* _Exercise requirements_
How many lines of these entries hold the string "Updated"? Answer with the number alone.

Stored data entries:
□ □ □ □ □

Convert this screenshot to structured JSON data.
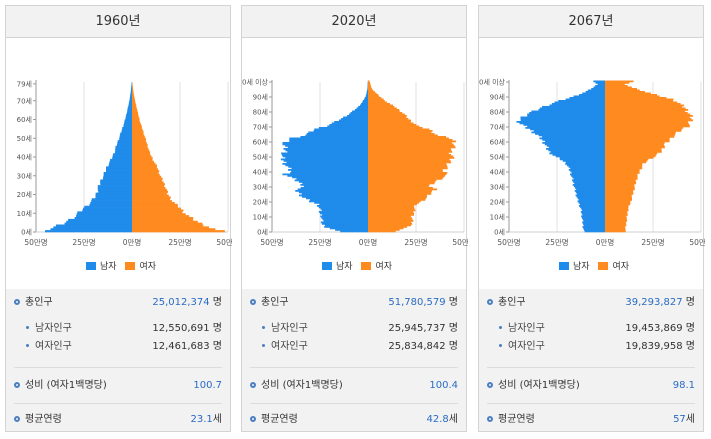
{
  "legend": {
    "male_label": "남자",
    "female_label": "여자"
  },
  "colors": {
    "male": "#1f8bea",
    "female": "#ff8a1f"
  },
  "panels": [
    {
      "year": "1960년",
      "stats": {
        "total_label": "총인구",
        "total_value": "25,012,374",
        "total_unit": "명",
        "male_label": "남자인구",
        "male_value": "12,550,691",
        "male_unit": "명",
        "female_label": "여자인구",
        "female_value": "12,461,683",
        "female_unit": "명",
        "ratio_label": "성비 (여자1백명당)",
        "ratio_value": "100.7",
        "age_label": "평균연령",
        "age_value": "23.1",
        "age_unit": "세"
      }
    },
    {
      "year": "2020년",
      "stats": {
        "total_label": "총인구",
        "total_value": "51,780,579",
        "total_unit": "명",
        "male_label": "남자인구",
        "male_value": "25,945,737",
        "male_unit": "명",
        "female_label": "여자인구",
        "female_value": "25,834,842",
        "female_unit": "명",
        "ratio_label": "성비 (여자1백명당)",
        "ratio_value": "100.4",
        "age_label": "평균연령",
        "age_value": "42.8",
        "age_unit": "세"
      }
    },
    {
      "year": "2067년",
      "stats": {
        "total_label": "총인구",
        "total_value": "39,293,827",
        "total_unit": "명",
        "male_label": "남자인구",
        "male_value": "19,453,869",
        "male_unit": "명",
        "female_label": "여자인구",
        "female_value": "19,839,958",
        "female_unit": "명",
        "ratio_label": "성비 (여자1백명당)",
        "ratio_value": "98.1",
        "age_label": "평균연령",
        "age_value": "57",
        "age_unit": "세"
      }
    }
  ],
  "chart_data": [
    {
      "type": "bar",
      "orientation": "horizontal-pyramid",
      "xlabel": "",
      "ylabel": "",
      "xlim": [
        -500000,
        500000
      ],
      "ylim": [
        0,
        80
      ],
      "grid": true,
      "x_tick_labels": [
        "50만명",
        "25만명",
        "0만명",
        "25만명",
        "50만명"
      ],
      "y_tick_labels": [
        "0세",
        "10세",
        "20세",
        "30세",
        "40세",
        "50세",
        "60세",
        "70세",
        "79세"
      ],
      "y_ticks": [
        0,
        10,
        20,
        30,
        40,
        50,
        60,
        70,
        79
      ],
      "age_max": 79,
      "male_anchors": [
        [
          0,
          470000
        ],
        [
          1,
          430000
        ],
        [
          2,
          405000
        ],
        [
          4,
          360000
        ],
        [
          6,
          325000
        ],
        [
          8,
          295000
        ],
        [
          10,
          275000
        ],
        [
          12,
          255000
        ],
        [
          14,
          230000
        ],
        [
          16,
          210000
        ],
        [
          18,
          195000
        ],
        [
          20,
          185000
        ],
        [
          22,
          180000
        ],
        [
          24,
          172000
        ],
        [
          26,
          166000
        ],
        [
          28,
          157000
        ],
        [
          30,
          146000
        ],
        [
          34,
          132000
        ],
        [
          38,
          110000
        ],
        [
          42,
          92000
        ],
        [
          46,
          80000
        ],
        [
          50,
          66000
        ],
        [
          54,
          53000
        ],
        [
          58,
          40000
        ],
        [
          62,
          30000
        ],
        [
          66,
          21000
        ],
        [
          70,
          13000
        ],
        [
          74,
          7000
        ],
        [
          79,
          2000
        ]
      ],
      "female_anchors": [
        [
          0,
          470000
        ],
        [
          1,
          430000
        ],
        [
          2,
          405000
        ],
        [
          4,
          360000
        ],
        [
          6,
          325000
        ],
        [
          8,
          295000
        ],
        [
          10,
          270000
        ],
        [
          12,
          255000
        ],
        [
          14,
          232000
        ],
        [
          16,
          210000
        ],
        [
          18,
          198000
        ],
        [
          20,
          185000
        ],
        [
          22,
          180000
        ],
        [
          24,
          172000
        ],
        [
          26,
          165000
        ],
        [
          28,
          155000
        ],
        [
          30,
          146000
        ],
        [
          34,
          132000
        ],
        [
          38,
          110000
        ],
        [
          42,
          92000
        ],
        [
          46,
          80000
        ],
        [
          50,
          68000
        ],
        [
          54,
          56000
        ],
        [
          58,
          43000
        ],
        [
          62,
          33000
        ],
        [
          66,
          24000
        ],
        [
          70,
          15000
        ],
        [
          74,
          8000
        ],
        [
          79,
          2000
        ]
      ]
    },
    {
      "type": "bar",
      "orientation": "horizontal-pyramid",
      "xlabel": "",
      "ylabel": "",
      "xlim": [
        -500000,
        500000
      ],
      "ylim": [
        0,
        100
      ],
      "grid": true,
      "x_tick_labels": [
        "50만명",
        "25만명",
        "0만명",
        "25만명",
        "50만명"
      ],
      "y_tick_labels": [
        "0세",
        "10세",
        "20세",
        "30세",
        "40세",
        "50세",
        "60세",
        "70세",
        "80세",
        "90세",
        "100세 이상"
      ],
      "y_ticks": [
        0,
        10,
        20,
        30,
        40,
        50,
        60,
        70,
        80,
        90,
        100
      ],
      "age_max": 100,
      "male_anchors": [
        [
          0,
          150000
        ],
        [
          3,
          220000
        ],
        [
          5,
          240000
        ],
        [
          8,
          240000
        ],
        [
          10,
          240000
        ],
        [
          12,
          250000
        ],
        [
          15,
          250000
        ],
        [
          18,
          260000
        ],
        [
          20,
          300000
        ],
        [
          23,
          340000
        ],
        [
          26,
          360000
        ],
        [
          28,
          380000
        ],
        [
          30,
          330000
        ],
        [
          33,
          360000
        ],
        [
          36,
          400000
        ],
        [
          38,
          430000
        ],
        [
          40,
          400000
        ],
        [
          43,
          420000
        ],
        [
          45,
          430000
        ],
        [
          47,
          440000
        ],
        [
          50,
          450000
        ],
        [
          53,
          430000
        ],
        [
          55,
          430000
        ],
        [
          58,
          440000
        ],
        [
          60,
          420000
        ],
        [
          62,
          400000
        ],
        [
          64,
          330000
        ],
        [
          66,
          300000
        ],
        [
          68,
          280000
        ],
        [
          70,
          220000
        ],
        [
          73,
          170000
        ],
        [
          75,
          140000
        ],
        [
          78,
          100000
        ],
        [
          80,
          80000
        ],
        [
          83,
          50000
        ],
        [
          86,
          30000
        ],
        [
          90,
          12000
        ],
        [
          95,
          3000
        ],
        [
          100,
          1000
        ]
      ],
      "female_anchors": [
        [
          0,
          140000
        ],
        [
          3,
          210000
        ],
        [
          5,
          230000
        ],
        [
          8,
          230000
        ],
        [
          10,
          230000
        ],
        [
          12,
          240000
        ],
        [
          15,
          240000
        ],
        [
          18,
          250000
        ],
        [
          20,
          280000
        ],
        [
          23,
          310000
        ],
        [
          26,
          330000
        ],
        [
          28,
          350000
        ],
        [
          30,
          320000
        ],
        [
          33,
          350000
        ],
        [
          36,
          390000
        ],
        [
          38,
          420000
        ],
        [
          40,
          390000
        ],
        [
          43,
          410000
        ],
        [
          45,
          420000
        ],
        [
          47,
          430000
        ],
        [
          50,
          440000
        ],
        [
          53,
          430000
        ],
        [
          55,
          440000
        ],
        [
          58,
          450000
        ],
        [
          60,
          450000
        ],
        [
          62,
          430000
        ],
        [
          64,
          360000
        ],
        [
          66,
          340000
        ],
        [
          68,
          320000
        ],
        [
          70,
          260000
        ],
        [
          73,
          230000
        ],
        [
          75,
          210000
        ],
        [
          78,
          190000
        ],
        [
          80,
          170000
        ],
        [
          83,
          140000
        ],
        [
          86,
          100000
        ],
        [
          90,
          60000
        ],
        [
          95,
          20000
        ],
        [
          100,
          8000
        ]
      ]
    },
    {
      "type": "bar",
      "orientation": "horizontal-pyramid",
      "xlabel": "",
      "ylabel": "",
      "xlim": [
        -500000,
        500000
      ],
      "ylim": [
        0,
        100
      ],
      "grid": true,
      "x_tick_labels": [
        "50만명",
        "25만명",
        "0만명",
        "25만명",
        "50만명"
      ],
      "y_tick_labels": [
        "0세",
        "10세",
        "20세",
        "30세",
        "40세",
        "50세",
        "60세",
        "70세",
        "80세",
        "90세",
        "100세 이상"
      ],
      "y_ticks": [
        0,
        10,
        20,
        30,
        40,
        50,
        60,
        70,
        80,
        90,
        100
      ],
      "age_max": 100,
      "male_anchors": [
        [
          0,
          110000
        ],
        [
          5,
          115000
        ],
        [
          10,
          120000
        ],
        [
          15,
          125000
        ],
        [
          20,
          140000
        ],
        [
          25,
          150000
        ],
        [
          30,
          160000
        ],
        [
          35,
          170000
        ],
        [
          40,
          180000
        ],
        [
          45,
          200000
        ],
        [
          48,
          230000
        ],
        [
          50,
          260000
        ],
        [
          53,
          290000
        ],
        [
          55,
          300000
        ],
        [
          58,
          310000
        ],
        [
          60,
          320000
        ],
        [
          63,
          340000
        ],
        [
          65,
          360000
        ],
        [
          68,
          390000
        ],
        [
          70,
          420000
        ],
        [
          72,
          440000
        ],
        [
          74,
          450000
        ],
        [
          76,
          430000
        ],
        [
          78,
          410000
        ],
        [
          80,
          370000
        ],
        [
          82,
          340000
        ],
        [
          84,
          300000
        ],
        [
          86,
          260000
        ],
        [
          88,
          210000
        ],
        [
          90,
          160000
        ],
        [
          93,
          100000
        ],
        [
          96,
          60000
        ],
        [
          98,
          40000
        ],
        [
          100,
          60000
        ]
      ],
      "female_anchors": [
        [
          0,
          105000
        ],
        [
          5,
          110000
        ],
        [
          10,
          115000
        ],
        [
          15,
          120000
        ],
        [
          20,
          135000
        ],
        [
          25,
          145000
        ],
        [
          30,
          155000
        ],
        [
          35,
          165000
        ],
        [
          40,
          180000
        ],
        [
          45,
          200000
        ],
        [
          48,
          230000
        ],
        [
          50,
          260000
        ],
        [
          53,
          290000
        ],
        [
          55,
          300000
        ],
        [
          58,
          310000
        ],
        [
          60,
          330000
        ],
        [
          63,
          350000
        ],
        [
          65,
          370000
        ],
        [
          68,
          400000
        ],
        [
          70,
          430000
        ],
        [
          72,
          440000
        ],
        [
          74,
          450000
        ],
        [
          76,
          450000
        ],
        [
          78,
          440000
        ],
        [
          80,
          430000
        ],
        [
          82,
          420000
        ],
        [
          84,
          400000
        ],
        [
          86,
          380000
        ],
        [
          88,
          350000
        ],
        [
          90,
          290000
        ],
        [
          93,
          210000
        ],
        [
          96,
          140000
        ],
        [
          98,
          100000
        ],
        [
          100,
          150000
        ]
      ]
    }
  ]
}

□ □ □ □ □

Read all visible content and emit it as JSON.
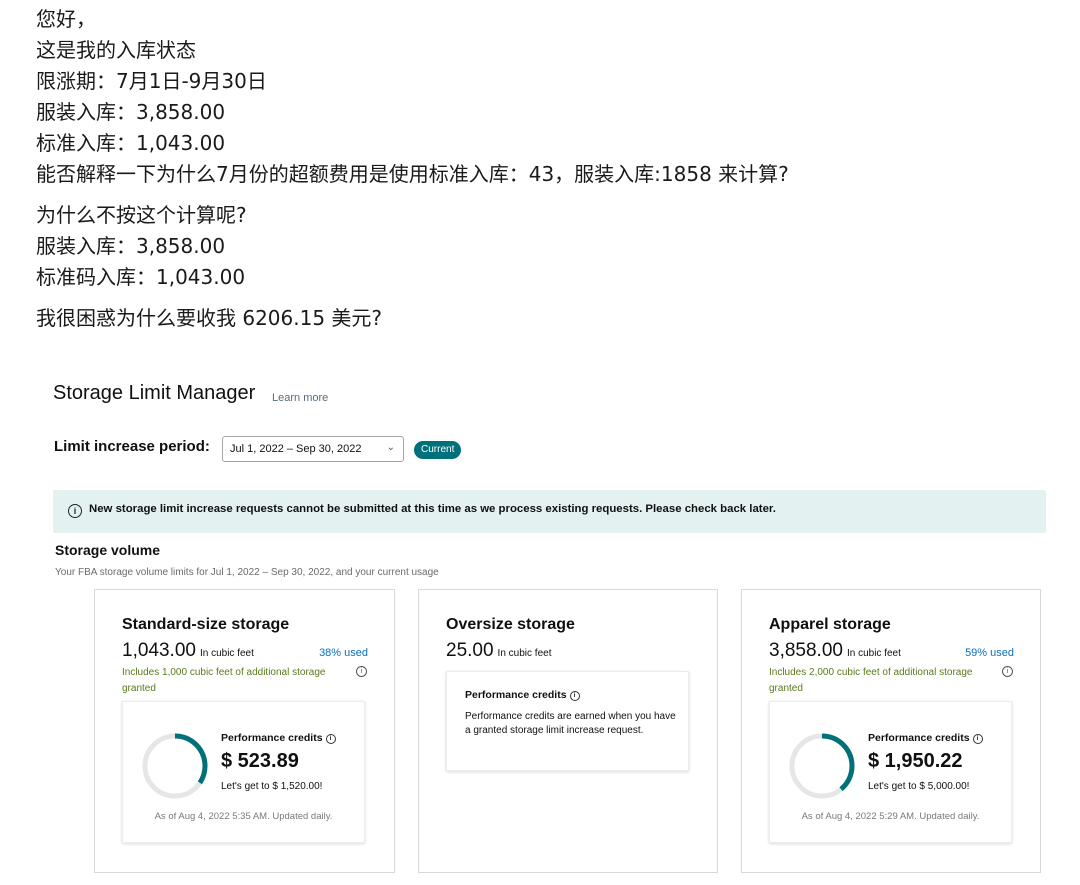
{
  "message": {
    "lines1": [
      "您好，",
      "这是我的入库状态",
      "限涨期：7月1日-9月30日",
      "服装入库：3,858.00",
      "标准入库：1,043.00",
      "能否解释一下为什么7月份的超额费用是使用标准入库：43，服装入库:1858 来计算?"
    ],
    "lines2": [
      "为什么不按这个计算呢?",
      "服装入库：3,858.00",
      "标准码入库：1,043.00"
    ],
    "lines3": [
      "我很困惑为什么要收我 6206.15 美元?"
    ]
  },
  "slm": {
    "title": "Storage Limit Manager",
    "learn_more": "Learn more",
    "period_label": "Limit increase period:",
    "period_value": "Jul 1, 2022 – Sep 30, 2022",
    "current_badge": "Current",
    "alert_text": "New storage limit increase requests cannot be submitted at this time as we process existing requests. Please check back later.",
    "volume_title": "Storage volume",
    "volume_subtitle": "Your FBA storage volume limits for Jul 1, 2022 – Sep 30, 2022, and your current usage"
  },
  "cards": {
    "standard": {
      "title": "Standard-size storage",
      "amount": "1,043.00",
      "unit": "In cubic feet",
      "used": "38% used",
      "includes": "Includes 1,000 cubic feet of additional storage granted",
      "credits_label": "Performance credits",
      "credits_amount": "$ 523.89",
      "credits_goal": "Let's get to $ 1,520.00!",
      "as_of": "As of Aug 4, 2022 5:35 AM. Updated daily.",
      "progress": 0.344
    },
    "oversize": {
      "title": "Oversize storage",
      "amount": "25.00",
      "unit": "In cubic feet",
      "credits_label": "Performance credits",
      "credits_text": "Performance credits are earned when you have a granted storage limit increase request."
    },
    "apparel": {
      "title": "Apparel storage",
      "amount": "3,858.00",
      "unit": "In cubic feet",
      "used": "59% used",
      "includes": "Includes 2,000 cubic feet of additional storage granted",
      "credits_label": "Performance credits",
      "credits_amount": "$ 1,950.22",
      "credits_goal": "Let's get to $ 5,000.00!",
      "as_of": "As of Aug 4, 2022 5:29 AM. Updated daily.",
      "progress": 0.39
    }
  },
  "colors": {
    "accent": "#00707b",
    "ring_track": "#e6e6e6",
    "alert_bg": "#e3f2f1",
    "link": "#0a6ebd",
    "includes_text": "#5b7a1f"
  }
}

□ □ □ □ □

* _Result of this exercise_
2